Problem description: Go through the records below line by line, counting those that contain the word "this"; answer with the count only.
────────
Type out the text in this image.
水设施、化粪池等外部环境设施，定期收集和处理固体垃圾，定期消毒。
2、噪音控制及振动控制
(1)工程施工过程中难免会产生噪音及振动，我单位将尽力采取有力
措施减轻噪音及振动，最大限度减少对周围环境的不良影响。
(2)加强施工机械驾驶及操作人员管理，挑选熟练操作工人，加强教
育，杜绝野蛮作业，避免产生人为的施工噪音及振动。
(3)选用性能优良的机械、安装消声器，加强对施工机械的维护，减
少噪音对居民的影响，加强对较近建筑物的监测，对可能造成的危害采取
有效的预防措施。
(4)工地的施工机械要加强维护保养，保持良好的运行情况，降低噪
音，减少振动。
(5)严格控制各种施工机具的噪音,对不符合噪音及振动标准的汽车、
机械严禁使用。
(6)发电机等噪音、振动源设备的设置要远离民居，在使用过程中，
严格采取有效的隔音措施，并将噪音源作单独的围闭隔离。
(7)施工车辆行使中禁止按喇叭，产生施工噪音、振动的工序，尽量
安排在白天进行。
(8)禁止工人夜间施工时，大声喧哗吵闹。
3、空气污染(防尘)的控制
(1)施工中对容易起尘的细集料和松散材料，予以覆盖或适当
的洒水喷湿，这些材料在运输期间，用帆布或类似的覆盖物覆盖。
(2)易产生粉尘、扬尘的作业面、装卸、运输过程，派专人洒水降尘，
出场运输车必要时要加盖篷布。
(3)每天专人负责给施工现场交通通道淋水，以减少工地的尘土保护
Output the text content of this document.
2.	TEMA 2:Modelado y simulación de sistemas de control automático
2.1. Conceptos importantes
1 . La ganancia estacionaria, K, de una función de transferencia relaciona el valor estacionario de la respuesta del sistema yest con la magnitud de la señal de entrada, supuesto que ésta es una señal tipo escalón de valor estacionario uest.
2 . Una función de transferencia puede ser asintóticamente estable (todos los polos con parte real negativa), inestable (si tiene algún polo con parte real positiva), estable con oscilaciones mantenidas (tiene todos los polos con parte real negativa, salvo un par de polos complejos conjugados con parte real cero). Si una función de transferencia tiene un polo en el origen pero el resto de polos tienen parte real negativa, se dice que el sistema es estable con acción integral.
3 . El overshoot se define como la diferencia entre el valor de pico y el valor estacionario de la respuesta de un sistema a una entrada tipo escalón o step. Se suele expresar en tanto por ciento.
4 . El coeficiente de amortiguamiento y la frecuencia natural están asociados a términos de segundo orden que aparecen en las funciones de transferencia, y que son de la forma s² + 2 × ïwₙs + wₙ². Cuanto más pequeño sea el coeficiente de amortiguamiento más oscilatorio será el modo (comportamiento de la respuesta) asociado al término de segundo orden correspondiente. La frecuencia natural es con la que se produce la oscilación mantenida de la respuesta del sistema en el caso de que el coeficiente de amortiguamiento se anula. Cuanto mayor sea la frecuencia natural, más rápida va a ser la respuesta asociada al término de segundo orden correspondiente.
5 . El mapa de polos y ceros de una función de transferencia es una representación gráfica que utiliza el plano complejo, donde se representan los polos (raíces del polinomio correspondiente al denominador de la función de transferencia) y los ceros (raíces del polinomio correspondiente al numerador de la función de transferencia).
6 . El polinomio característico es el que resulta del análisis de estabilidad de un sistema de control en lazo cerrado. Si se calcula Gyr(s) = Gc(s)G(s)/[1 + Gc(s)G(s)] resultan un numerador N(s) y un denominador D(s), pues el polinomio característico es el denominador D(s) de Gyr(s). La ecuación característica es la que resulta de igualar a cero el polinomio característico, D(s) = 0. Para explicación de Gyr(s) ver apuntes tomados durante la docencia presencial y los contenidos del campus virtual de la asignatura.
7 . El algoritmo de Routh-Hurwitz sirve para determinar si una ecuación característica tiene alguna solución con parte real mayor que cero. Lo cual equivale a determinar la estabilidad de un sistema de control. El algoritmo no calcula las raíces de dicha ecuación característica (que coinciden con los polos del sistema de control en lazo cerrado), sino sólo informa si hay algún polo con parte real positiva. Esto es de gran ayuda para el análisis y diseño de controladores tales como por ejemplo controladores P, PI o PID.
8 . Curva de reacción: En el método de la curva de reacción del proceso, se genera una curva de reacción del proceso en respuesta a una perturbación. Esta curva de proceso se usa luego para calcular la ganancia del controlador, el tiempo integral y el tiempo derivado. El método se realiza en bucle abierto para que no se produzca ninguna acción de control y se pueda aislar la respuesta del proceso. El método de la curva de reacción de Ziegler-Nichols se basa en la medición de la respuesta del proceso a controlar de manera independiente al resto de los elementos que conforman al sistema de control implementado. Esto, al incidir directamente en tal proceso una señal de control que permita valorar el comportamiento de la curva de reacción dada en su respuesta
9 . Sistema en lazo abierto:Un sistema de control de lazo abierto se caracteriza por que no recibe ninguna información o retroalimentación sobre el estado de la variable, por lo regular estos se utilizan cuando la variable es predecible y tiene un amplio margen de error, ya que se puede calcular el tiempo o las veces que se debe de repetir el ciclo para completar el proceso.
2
────────
Task result: 2